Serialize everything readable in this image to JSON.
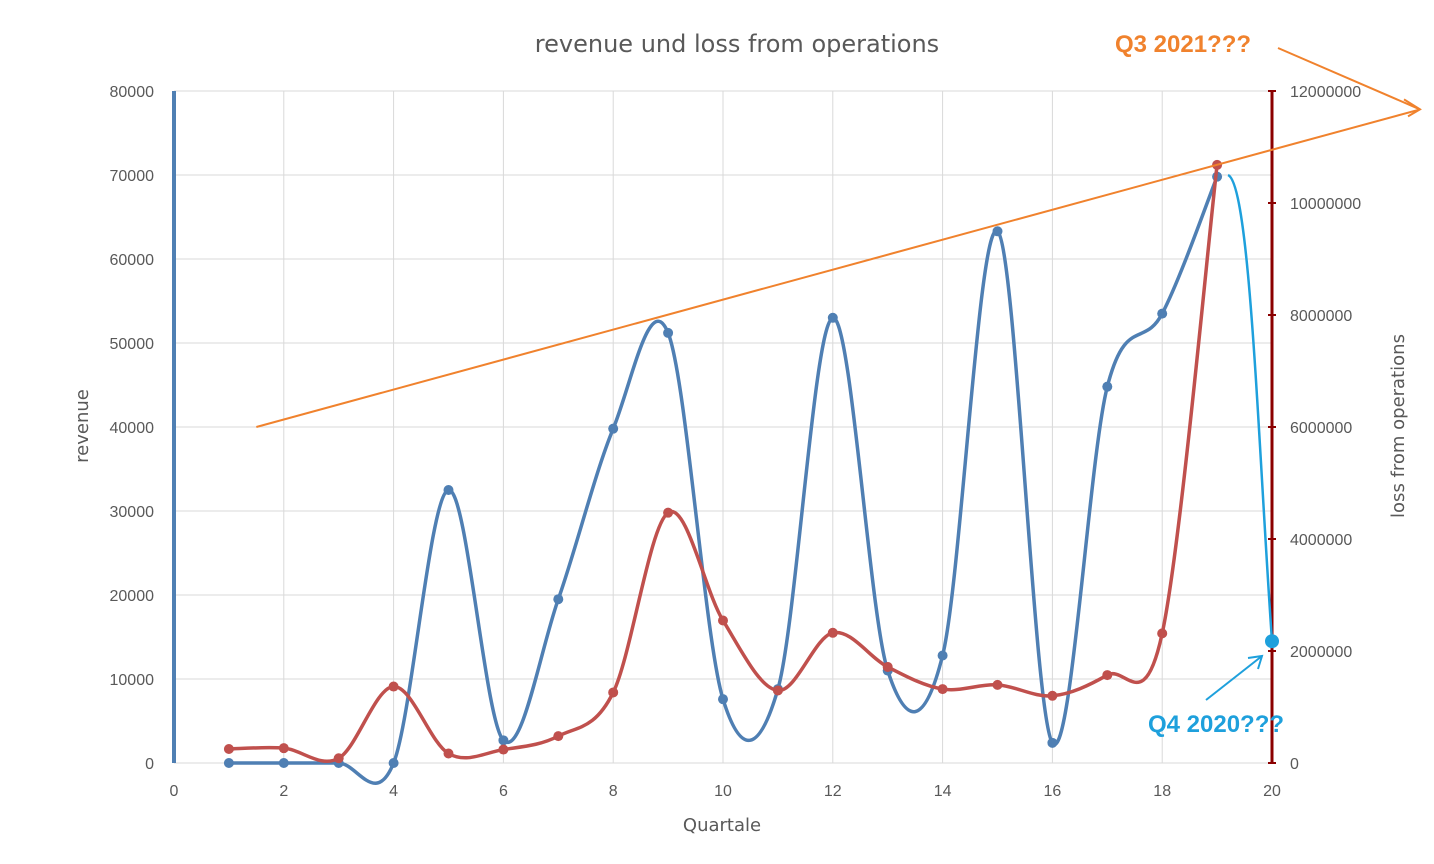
{
  "chart_data": {
    "type": "line",
    "title": "revenue und loss from operations",
    "xlabel": "Quartale",
    "ylabel": "revenue",
    "y2label": "loss from operations",
    "xlim": [
      0,
      20
    ],
    "ylim": [
      0,
      80000
    ],
    "y2lim": [
      0,
      12000000
    ],
    "x_ticks": [
      0,
      2,
      4,
      6,
      8,
      10,
      12,
      14,
      16,
      18,
      20
    ],
    "y_ticks": [
      "0",
      "10000",
      "20000",
      "30000",
      "40000",
      "50000",
      "60000",
      "70000",
      "80000"
    ],
    "y2_ticks": [
      "0",
      "2000000",
      "4000000",
      "6000000",
      "8000000",
      "10000000",
      "12000000"
    ],
    "grid": true,
    "series": [
      {
        "name": "revenue",
        "axis": "left",
        "color": "#4f7fb3",
        "x": [
          1,
          2,
          3,
          4,
          5,
          6,
          7,
          8,
          9,
          10,
          11,
          12,
          13,
          14,
          15,
          16,
          17,
          18,
          19
        ],
        "values": [
          0,
          0,
          0,
          0,
          32500,
          2700,
          19500,
          39800,
          51200,
          7600,
          8800,
          53000,
          11000,
          12800,
          63300,
          2400,
          44800,
          53500,
          69800
        ]
      },
      {
        "name": "loss from operations",
        "axis": "right",
        "color": "#c0504d",
        "x": [
          1,
          2,
          3,
          4,
          5,
          6,
          7,
          8,
          9,
          10,
          11,
          12,
          13,
          14,
          15,
          16,
          17,
          18,
          19
        ],
        "values": [
          250000,
          265000,
          85000,
          1365000,
          170000,
          240000,
          480000,
          1260000,
          4470000,
          2545000,
          1295000,
          2325000,
          1715000,
          1320000,
          1395000,
          1200000,
          1570000,
          2315000,
          10680000
        ]
      }
    ],
    "annotations": [
      {
        "text": "Q3 2021???",
        "color": "#f0822d",
        "trend_from": {
          "x": 1.5,
          "y": 40000
        },
        "trend_to": {
          "x": 20,
          "y": 73000
        }
      },
      {
        "text": "Q4 2020???",
        "color": "#1ea0dc",
        "point": {
          "x": 20,
          "y": 14500
        },
        "from": {
          "x": 19.2,
          "y": 70000
        }
      }
    ]
  }
}
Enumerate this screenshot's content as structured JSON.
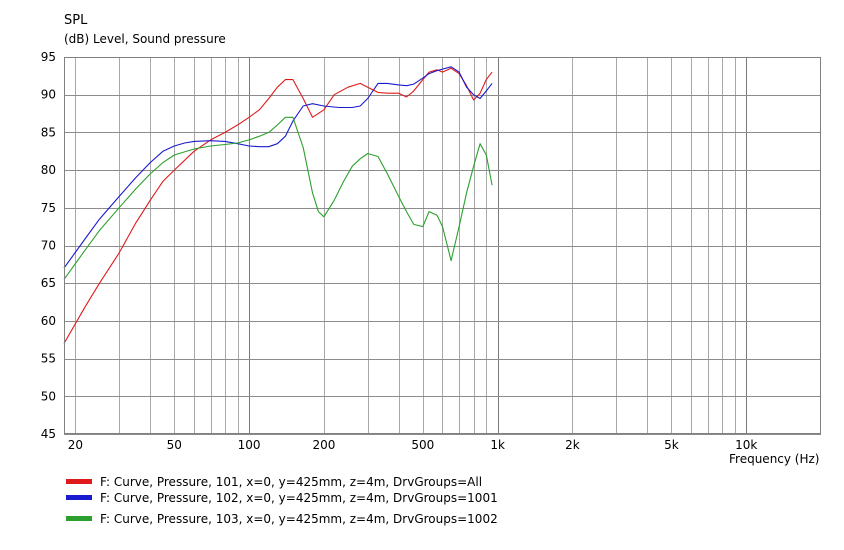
{
  "chart_data": {
    "type": "line",
    "title": "SPL",
    "subtitle": "(dB)  Level, Sound pressure",
    "xlabel": "Frequency  (Hz)",
    "xscale": "log",
    "xlim": [
      18,
      20000
    ],
    "ylim": [
      45,
      95
    ],
    "grid": true,
    "x_ticks": [
      {
        "value": 20,
        "label": "20"
      },
      {
        "value": 50,
        "label": "50"
      },
      {
        "value": 100,
        "label": "100"
      },
      {
        "value": 200,
        "label": "200"
      },
      {
        "value": 500,
        "label": "500"
      },
      {
        "value": 1000,
        "label": "1k"
      },
      {
        "value": 2000,
        "label": "2k"
      },
      {
        "value": 5000,
        "label": "5k"
      },
      {
        "value": 10000,
        "label": "10k"
      }
    ],
    "y_ticks": [
      {
        "value": 45,
        "label": "45"
      },
      {
        "value": 50,
        "label": "50"
      },
      {
        "value": 55,
        "label": "55"
      },
      {
        "value": 60,
        "label": "60"
      },
      {
        "value": 65,
        "label": "65"
      },
      {
        "value": 70,
        "label": "70"
      },
      {
        "value": 75,
        "label": "75"
      },
      {
        "value": 80,
        "label": "80"
      },
      {
        "value": 85,
        "label": "85"
      },
      {
        "value": 90,
        "label": "90"
      },
      {
        "value": 95,
        "label": "95"
      }
    ],
    "legend_placement": "bottom",
    "series": [
      {
        "name": "F: Curve, Pressure, 101, x=0, y=425mm, z=4m, DrvGroups=All",
        "color": "#e01a1a",
        "x": [
          18,
          22,
          25,
          30,
          35,
          40,
          45,
          50,
          60,
          70,
          80,
          90,
          100,
          110,
          120,
          130,
          140,
          150,
          165,
          180,
          200,
          220,
          250,
          280,
          300,
          330,
          360,
          400,
          430,
          460,
          500,
          530,
          570,
          600,
          650,
          700,
          750,
          800,
          850,
          900,
          950
        ],
        "y": [
          57,
          62,
          65,
          69,
          73,
          76,
          78.5,
          80,
          82.5,
          84,
          85,
          86,
          87,
          88,
          89.5,
          91,
          92,
          92,
          89.5,
          87,
          88,
          90,
          91,
          91.5,
          91,
          90.3,
          90.2,
          90.2,
          89.7,
          90.5,
          92,
          93,
          93.3,
          93,
          93.5,
          92.8,
          91.2,
          89.3,
          90.2,
          92,
          93
        ]
      },
      {
        "name": "F: Curve, Pressure, 102, x=0, y=425mm, z=4m, DrvGroups=1001",
        "color": "#1a1ad0",
        "x": [
          18,
          22,
          25,
          30,
          35,
          40,
          45,
          50,
          55,
          60,
          70,
          80,
          90,
          100,
          110,
          120,
          130,
          140,
          150,
          165,
          180,
          200,
          230,
          260,
          280,
          300,
          330,
          360,
          400,
          430,
          460,
          500,
          530,
          570,
          600,
          650,
          700,
          750,
          800,
          850,
          900,
          950
        ],
        "y": [
          67,
          71,
          73.5,
          76.5,
          79,
          81,
          82.5,
          83.2,
          83.6,
          83.8,
          83.9,
          83.8,
          83.5,
          83.2,
          83.1,
          83.1,
          83.5,
          84.5,
          86.5,
          88.5,
          88.8,
          88.5,
          88.3,
          88.3,
          88.5,
          89.5,
          91.5,
          91.5,
          91.3,
          91.2,
          91.4,
          92.2,
          92.8,
          93.2,
          93.4,
          93.7,
          93,
          91,
          90,
          89.5,
          90.5,
          91.5
        ]
      },
      {
        "name": "F: Curve, Pressure, 103, x=0, y=425mm, z=4m, DrvGroups=1002",
        "color": "#2ca02c",
        "x": [
          18,
          22,
          25,
          30,
          35,
          40,
          45,
          50,
          60,
          70,
          80,
          90,
          100,
          110,
          120,
          130,
          140,
          150,
          165,
          180,
          190,
          200,
          220,
          240,
          260,
          280,
          300,
          330,
          360,
          400,
          430,
          460,
          500,
          530,
          570,
          600,
          650,
          700,
          750,
          800,
          850,
          900,
          950
        ],
        "y": [
          65.5,
          69.5,
          72,
          75,
          77.5,
          79.5,
          81,
          82,
          82.8,
          83.2,
          83.4,
          83.6,
          84,
          84.5,
          85,
          86,
          87,
          87,
          83,
          77,
          74.5,
          73.8,
          76,
          78.5,
          80.5,
          81.5,
          82.2,
          81.8,
          79.5,
          76.5,
          74.5,
          72.8,
          72.5,
          74.5,
          74,
          72.5,
          68,
          72.5,
          77,
          80.5,
          83.5,
          82,
          78
        ]
      }
    ]
  }
}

(Set exercise): Output every entry word for word, but omit the pictures.

(Solution to the problem):
Serialize everything readable in this image to JSON.
{
  "chart_data": {
    "type": "line",
    "title": "revenue und loss from operations",
    "xlabel": "Quartale",
    "ylabel": "revenue",
    "y2label": "loss from operations",
    "xlim": [
      0,
      20
    ],
    "ylim": [
      0,
      80000
    ],
    "y2lim": [
      0,
      12000000
    ],
    "x_ticks": [
      0,
      2,
      4,
      6,
      8,
      10,
      12,
      14,
      16,
      18,
      20
    ],
    "y_ticks": [
      "0",
      "10000",
      "20000",
      "30000",
      "40000",
      "50000",
      "60000",
      "70000",
      "80000"
    ],
    "y2_ticks": [
      "0",
      "2000000",
      "4000000",
      "6000000",
      "8000000",
      "10000000",
      "12000000"
    ],
    "grid": true,
    "series": [
      {
        "name": "revenue",
        "axis": "left",
        "color": "#4f7fb3",
        "x": [
          1,
          2,
          3,
          4,
          5,
          6,
          7,
          8,
          9,
          10,
          11,
          12,
          13,
          14,
          15,
          16,
          17,
          18,
          19
        ],
        "values": [
          0,
          0,
          0,
          0,
          32500,
          2700,
          19500,
          39800,
          51200,
          7600,
          8800,
          53000,
          11000,
          12800,
          63300,
          2400,
          44800,
          53500,
          69800
        ]
      },
      {
        "name": "loss from operations",
        "axis": "right",
        "color": "#c0504d",
        "x": [
          1,
          2,
          3,
          4,
          5,
          6,
          7,
          8,
          9,
          10,
          11,
          12,
          13,
          14,
          15,
          16,
          17,
          18,
          19
        ],
        "values": [
          250000,
          265000,
          85000,
          1365000,
          170000,
          240000,
          480000,
          1260000,
          4470000,
          2545000,
          1295000,
          2325000,
          1715000,
          1320000,
          1395000,
          1200000,
          1570000,
          2315000,
          10680000
        ]
      }
    ],
    "annotations": [
      {
        "text": "Q3 2021???",
        "color": "#f0822d",
        "trend_from": {
          "x": 1.5,
          "y": 40000
        },
        "trend_to": {
          "x": 20,
          "y": 73000
        }
      },
      {
        "text": "Q4 2020???",
        "color": "#1ea0dc",
        "point": {
          "x": 20,
          "y": 14500
        },
        "from": {
          "x": 19.2,
          "y": 70000
        }
      }
    ]
  }
}
Enumerate this screenshot's content as structured JSON.
{
  "chart_data": {
    "type": "line",
    "title": "SPL",
    "subtitle": "(dB)  Level, Sound pressure",
    "xlabel": "Frequency  (Hz)",
    "xscale": "log",
    "xlim": [
      18,
      20000
    ],
    "ylim": [
      45,
      95
    ],
    "grid": true,
    "x_ticks": [
      {
        "value": 20,
        "label": "20"
      },
      {
        "value": 50,
        "label": "50"
      },
      {
        "value": 100,
        "label": "100"
      },
      {
        "value": 200,
        "label": "200"
      },
      {
        "value": 500,
        "label": "500"
      },
      {
        "value": 1000,
        "label": "1k"
      },
      {
        "value": 2000,
        "label": "2k"
      },
      {
        "value": 5000,
        "label": "5k"
      },
      {
        "value": 10000,
        "label": "10k"
      }
    ],
    "y_ticks": [
      {
        "value": 45,
        "label": "45"
      },
      {
        "value": 50,
        "label": "50"
      },
      {
        "value": 55,
        "label": "55"
      },
      {
        "value": 60,
        "label": "60"
      },
      {
        "value": 65,
        "label": "65"
      },
      {
        "value": 70,
        "label": "70"
      },
      {
        "value": 75,
        "label": "75"
      },
      {
        "value": 80,
        "label": "80"
      },
      {
        "value": 85,
        "label": "85"
      },
      {
        "value": 90,
        "label": "90"
      },
      {
        "value": 95,
        "label": "95"
      }
    ],
    "legend_placement": "bottom",
    "series": [
      {
        "name": "F: Curve, Pressure, 101, x=0, y=425mm, z=4m, DrvGroups=All",
        "color": "#e01a1a",
        "x": [
          18,
          22,
          25,
          30,
          35,
          40,
          45,
          50,
          60,
          70,
          80,
          90,
          100,
          110,
          120,
          130,
          140,
          150,
          165,
          180,
          200,
          220,
          250,
          280,
          300,
          330,
          360,
          400,
          430,
          460,
          500,
          530,
          570,
          600,
          650,
          700,
          750,
          800,
          850,
          900,
          950
        ],
        "y": [
          57,
          62,
          65,
          69,
          73,
          76,
          78.5,
          80,
          82.5,
          84,
          85,
          86,
          87,
          88,
          89.5,
          91,
          92,
          92,
          89.5,
          87,
          88,
          90,
          91,
          91.5,
          91,
          90.3,
          90.2,
          90.2,
          89.7,
          90.5,
          92,
          93,
          93.3,
          93,
          93.5,
          92.8,
          91.2,
          89.3,
          90.2,
          92,
          93
        ]
      },
      {
        "name": "F: Curve, Pressure, 102, x=0, y=425mm, z=4m, DrvGroups=1001",
        "color": "#1a1ad0",
        "x": [
          18,
          22,
          25,
          30,
          35,
          40,
          45,
          50,
          55,
          60,
          70,
          80,
          90,
          100,
          110,
          120,
          130,
          140,
          150,
          165,
          180,
          200,
          230,
          260,
          280,
          300,
          330,
          360,
          400,
          430,
          460,
          500,
          530,
          570,
          600,
          650,
          700,
          750,
          800,
          850,
          900,
          950
        ],
        "y": [
          67,
          71,
          73.5,
          76.5,
          79,
          81,
          82.5,
          83.2,
          83.6,
          83.8,
          83.9,
          83.8,
          83.5,
          83.2,
          83.1,
          83.1,
          83.5,
          84.5,
          86.5,
          88.5,
          88.8,
          88.5,
          88.3,
          88.3,
          88.5,
          89.5,
          91.5,
          91.5,
          91.3,
          91.2,
          91.4,
          92.2,
          92.8,
          93.2,
          93.4,
          93.7,
          93,
          91,
          90,
          89.5,
          90.5,
          91.5
        ]
      },
      {
        "name": "F: Curve, Pressure, 103, x=0, y=425mm, z=4m, DrvGroups=1002",
        "color": "#2ca02c",
        "x": [
          18,
          22,
          25,
          30,
          35,
          40,
          45,
          50,
          60,
          70,
          80,
          90,
          100,
          110,
          120,
          130,
          140,
          150,
          165,
          180,
          190,
          200,
          220,
          240,
          260,
          280,
          300,
          330,
          360,
          400,
          430,
          460,
          500,
          530,
          570,
          600,
          650,
          700,
          750,
          800,
          850,
          900,
          950
        ],
        "y": [
          65.5,
          69.5,
          72,
          75,
          77.5,
          79.5,
          81,
          82,
          82.8,
          83.2,
          83.4,
          83.6,
          84,
          84.5,
          85,
          86,
          87,
          87,
          83,
          77,
          74.5,
          73.8,
          76,
          78.5,
          80.5,
          81.5,
          82.2,
          81.8,
          79.5,
          76.5,
          74.5,
          72.8,
          72.5,
          74.5,
          74,
          72.5,
          68,
          72.5,
          77,
          80.5,
          83.5,
          82,
          78
        ]
      }
    ]
  }
}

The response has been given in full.